(Record set):

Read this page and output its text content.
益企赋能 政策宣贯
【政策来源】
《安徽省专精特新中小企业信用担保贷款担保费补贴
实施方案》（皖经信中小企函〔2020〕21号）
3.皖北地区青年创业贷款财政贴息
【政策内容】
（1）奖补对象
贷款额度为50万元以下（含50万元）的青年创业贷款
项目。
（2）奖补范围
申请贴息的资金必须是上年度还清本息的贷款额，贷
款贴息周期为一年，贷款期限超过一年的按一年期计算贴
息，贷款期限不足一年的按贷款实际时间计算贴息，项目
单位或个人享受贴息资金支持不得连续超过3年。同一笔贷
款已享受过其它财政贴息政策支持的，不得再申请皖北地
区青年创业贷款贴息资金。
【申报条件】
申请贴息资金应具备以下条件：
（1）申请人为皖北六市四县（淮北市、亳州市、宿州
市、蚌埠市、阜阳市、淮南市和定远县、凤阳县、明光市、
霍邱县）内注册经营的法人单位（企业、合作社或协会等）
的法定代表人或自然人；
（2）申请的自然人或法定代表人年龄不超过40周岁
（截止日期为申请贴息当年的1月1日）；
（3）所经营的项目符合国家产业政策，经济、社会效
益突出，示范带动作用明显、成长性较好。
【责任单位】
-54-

(Work to be completed): Repeat every line of the material exactly as given.

(Response to this exercise):
Read this page and output its text content.
益企赋能 政策宣贯
【政策来源】
《安徽省专精特新中小企业信用担保贷款担保费补贴
实施方案》（皖经信中小企函〔2020〕21号）
3.皖北地区青年创业贷款财政贴息
【政策内容】
（1）奖补对象
贷款额度为50万元以下（含50万元）的青年创业贷款
项目。
（2）奖补范围
申请贴息的资金必须是上年度还清本息的贷款额，贷
款贴息周期为一年，贷款期限超过一年的按一年期计算贴
息，贷款期限不足一年的按贷款实际时间计算贴息，项目
单位或个人享受贴息资金支持不得连续超过3年。同一笔贷
款已享受过其它财政贴息政策支持的，不得再申请皖北地
区青年创业贷款贴息资金。
【申报条件】
申请贴息资金应具备以下条件：
（1）申请人为皖北六市四县（淮北市、亳州市、宿州
市、蚌埠市、阜阳市、淮南市和定远县、凤阳县、明光市、
霍邱县）内注册经营的法人单位（企业、合作社或协会等）
的法定代表人或自然人；
（2）申请的自然人或法定代表人年龄不超过40周岁
（截止日期为申请贴息当年的1月1日）；
（3）所经营的项目符合国家产业政策，经济、社会效
益突出，示范带动作用明显、成长性较好。
【责任单位】
-54-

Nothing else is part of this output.